TASK STATEMENT: In the data below, find every line with the string "this" and pull it out.
━━━━━━━━
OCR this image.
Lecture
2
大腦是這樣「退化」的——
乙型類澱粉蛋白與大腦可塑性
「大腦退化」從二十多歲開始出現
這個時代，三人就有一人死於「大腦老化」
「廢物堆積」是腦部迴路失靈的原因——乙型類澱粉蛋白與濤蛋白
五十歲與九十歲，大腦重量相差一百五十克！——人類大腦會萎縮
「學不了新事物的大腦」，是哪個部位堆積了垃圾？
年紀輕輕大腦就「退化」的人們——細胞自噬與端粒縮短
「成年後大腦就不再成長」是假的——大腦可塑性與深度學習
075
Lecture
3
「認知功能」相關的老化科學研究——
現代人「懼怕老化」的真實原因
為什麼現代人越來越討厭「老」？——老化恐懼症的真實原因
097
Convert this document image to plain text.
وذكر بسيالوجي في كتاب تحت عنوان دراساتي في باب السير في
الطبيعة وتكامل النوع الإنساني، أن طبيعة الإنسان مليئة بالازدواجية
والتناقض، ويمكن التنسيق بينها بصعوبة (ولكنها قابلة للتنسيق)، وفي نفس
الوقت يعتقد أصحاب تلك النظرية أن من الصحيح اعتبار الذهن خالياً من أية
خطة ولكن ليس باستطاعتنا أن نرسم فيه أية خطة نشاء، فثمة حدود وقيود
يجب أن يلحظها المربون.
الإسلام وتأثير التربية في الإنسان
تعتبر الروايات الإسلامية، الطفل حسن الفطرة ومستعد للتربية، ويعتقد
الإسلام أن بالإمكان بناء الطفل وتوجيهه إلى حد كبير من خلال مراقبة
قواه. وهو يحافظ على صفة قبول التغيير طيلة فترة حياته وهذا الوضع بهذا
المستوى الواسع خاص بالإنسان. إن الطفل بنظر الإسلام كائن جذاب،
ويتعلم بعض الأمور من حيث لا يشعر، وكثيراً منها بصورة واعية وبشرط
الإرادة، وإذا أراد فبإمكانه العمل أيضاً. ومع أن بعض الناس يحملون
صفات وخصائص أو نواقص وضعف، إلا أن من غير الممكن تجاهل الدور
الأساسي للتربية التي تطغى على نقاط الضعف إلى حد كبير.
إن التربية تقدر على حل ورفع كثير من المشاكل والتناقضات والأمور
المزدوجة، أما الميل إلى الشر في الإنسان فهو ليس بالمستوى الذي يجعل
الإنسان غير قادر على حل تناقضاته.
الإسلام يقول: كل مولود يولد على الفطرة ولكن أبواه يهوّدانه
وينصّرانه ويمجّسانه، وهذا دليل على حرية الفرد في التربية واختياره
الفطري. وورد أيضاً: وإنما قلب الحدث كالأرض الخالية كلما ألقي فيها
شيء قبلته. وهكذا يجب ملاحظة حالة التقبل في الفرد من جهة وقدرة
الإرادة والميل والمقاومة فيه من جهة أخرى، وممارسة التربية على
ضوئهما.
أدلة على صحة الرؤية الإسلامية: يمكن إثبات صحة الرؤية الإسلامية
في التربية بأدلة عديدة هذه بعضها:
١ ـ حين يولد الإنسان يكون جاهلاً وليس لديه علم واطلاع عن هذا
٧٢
━━━━━━━━
ANSWER TO THE TASK:
OCR this image.
Convert this document image to plain text.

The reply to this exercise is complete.